### EXERCISE DETAILS
Provide an exact copy of the data, excluding the images.

### ROWS

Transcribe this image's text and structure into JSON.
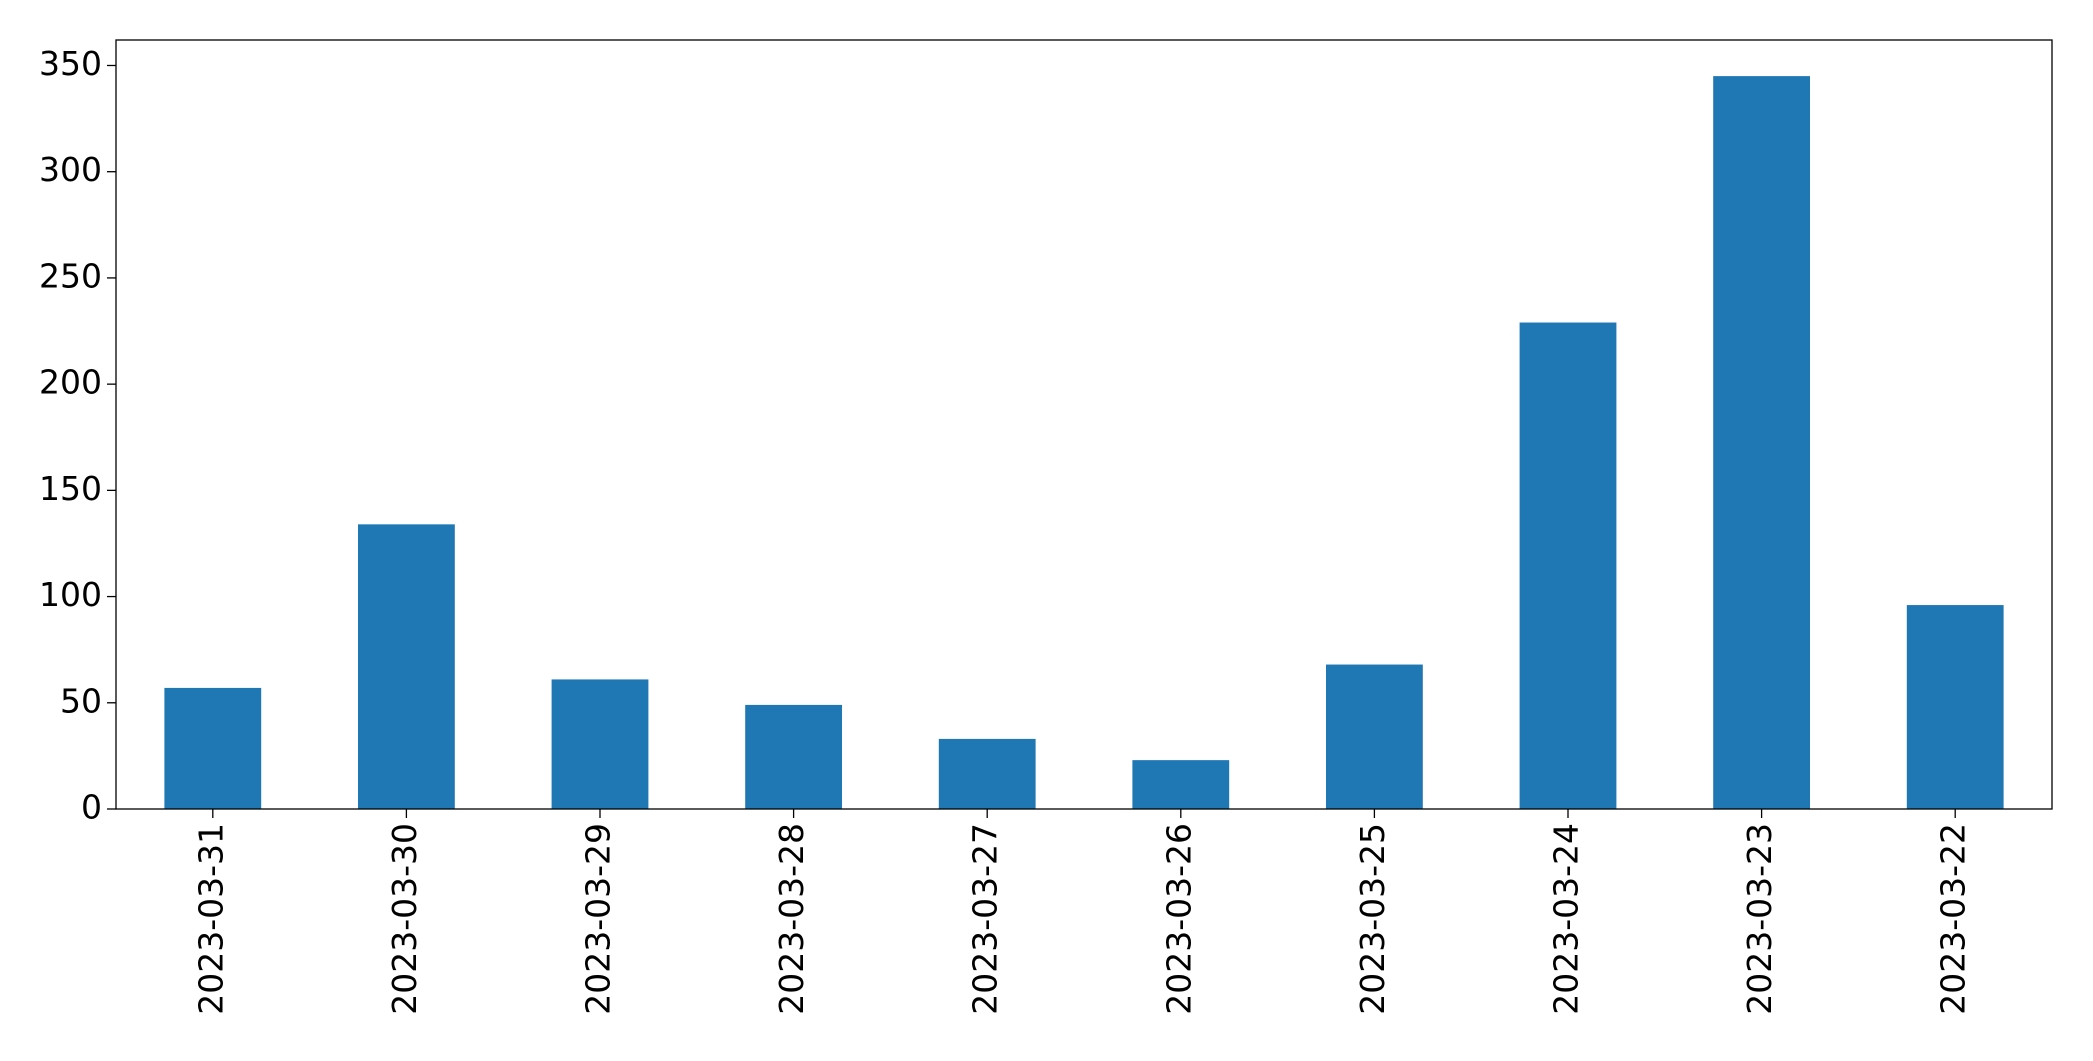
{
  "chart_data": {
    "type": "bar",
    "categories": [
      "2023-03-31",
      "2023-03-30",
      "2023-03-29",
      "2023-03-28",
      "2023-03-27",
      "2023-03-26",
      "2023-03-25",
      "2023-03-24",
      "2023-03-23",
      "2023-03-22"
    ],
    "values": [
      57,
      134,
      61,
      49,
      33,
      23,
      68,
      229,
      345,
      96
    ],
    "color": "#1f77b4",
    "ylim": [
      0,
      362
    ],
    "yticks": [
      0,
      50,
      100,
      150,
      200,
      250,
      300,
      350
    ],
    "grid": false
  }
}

### REPLY
Transcribe this image's text and structure into JSON.
{
  "chart_data": {
    "type": "bar",
    "categories": [
      "2023-03-31",
      "2023-03-30",
      "2023-03-29",
      "2023-03-28",
      "2023-03-27",
      "2023-03-26",
      "2023-03-25",
      "2023-03-24",
      "2023-03-23",
      "2023-03-22"
    ],
    "values": [
      57,
      134,
      61,
      49,
      33,
      23,
      68,
      229,
      345,
      96
    ],
    "color": "#1f77b4",
    "ylim": [
      0,
      362
    ],
    "yticks": [
      0,
      50,
      100,
      150,
      200,
      250,
      300,
      350
    ],
    "grid": false
  }
}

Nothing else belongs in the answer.